▶ [DIRECTIONS]
Copy out all of the data exactly as it appears.

▶ [Recorded data]
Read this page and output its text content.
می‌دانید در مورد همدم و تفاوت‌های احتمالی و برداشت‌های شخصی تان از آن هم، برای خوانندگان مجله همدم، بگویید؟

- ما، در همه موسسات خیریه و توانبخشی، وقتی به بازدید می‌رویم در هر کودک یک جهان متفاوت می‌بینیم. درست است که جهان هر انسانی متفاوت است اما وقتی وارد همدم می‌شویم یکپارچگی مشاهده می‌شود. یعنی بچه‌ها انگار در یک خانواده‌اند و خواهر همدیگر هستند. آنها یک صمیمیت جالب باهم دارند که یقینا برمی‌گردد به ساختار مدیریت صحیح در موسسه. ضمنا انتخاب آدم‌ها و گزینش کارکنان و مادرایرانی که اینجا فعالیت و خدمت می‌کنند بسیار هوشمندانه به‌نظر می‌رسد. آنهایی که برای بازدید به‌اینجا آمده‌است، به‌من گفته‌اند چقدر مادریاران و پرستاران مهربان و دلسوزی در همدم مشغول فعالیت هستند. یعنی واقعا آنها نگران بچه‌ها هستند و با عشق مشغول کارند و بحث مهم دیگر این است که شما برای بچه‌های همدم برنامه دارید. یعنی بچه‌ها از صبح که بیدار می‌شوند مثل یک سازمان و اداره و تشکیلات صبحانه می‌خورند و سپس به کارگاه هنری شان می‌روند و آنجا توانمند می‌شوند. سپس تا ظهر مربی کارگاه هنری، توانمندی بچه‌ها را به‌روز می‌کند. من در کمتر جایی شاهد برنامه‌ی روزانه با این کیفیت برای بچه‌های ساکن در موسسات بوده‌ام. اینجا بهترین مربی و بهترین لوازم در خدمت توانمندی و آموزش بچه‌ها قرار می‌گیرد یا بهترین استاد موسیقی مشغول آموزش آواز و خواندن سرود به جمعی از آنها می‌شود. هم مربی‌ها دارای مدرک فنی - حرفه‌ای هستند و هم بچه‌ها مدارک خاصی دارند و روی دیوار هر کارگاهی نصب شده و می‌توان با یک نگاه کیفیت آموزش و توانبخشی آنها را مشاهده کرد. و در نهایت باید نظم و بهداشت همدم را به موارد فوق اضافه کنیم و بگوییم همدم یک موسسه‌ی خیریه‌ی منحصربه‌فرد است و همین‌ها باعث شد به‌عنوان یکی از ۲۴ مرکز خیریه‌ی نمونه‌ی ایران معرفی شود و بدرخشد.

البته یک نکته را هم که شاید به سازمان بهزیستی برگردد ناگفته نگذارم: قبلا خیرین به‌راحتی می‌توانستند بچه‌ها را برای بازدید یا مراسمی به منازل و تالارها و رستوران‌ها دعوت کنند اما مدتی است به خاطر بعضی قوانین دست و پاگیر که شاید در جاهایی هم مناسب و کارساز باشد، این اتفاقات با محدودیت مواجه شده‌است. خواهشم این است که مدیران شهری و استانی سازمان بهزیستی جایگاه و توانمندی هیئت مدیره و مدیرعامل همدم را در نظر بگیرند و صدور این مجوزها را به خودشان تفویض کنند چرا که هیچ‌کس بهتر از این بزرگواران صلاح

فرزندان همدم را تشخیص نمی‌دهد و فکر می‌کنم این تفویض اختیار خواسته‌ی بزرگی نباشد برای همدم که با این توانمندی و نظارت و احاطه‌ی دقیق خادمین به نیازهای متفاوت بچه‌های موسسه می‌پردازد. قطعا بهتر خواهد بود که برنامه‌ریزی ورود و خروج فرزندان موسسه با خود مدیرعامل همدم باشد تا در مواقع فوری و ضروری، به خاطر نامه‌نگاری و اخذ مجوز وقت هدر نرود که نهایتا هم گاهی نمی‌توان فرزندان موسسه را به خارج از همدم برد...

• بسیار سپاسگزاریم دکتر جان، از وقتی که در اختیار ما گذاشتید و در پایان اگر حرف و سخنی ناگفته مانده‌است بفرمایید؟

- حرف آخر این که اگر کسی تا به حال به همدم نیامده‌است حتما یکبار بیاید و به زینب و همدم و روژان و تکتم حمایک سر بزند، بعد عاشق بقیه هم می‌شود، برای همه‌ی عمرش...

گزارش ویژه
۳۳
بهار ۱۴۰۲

▶ [FINAL ANSWER]
Read this page and output its text content.
می‌دانید در مورد همدم و تفاوت‌های احتمالی و برداشت‌های شخصی تان از آن هم، برای خوانندگان مجله همدم، بگویید؟

- ما، در همه موسسات خیریه و توانبخشی، وقتی به بازدید می‌رویم در هر کودک یک جهان متفاوت می‌بینیم. درست است که جهان هر انسانی متفاوت است اما وقتی وارد همدم می‌شویم یکپارچگی مشاهده می‌شود. یعنی بچه‌ها انگار در یک خانواده‌اند و خواهر همدیگر هستند. آنها یک صمیمیت جالب باهم دارند که یقینا برمی‌گردد به ساختار مدیریت صحیح در موسسه. ضمنا انتخاب آدم‌ها و گزینش کارکنان و مادرایرانی که اینجا فعالیت و خدمت می‌کنند بسیار هوشمندانه به‌نظر می‌رسد. آنهایی که برای بازدید به‌اینجا آمده‌است، به‌من گفته‌اند چقدر مادریاران و پرستاران مهربان و دلسوزی در همدم مشغول فعالیت هستند. یعنی واقعا آنها نگران بچه‌ها هستند و با عشق مشغول کارند و بحث مهم دیگر این است که شما برای بچه‌های همدم برنامه دارید. یعنی بچه‌ها از صبح که بیدار می‌شوند مثل یک سازمان و اداره و تشکیلات صبحانه می‌خورند و سپس به کارگاه هنری شان می‌روند و آنجا توانمند می‌شوند. سپس تا ظهر مربی کارگاه هنری، توانمندی بچه‌ها را به‌روز می‌کند. من در کمتر جایی شاهد برنامه‌ی روزانه با این کیفیت برای بچه‌های ساکن در موسسات بوده‌ام. اینجا بهترین مربی و بهترین لوازم در خدمت توانمندی و آموزش بچه‌ها قرار می‌گیرد یا بهترین استاد موسیقی مشغول آموزش آواز و خواندن سرود به جمعی از آنها می‌شود. هم مربی‌ها دارای مدرک فنی - حرفه‌ای هستند و هم بچه‌ها مدارک خاصی دارند و روی دیوار هر کارگاهی نصب شده و می‌توان با یک نگاه کیفیت آموزش و توانبخشی آنها را مشاهده کرد. و در نهایت باید نظم و بهداشت همدم را به موارد فوق اضافه کنیم و بگوییم همدم یک موسسه‌ی خیریه‌ی منحصربه‌فرد است و همین‌ها باعث شد به‌عنوان یکی از ۲۴ مرکز خیریه‌ی نمونه‌ی ایران معرفی شود و بدرخشد.

البته یک نکته را هم که شاید به سازمان بهزیستی برگردد ناگفته نگذارم: قبلا خیرین به‌راحتی می‌توانستند بچه‌ها را برای بازدید یا مراسمی به منازل و تالارها و رستوران‌ها دعوت کنند اما مدتی است به خاطر بعضی قوانین دست و پاگیر که شاید در جاهایی هم مناسب و کارساز باشد، این اتفاقات با محدودیت مواجه شده‌است. خواهشم این است که مدیران شهری و استانی سازمان بهزیستی جایگاه و توانمندی هیئت مدیره و مدیرعامل همدم را در نظر بگیرند و صدور این مجوزها را به خودشان تفویض کنند چرا که هیچ‌کس بهتر از این بزرگواران صلاح

فرزندان همدم را تشخیص نمی‌دهد و فکر می‌کنم این تفویض اختیار خواسته‌ی بزرگی نباشد برای همدم که با این توانمندی و نظارت و احاطه‌ی دقیق خادمین به نیازهای متفاوت بچه‌های موسسه می‌پردازد. قطعا بهتر خواهد بود که برنامه‌ریزی ورود و خروج فرزندان موسسه با خود مدیرعامل همدم باشد تا در مواقع فوری و ضروری، به خاطر نامه‌نگاری و اخذ مجوز وقت هدر نرود که نهایتا هم گاهی نمی‌توان فرزندان موسسه را به خارج از همدم برد...

• بسیار سپاسگزاریم دکتر جان، از وقتی که در اختیار ما گذاشتید و در پایان اگر حرف و سخنی ناگفته مانده‌است بفرمایید؟

- حرف آخر این که اگر کسی تا به حال به همدم نیامده‌است حتما یکبار بیاید و به زینب و همدم و روژان و تکتم حمایک سر بزند، بعد عاشق بقیه هم می‌شود، برای همه‌ی عمرش...

گزارش ویژه
۳۳
بهار ۱۴۰۲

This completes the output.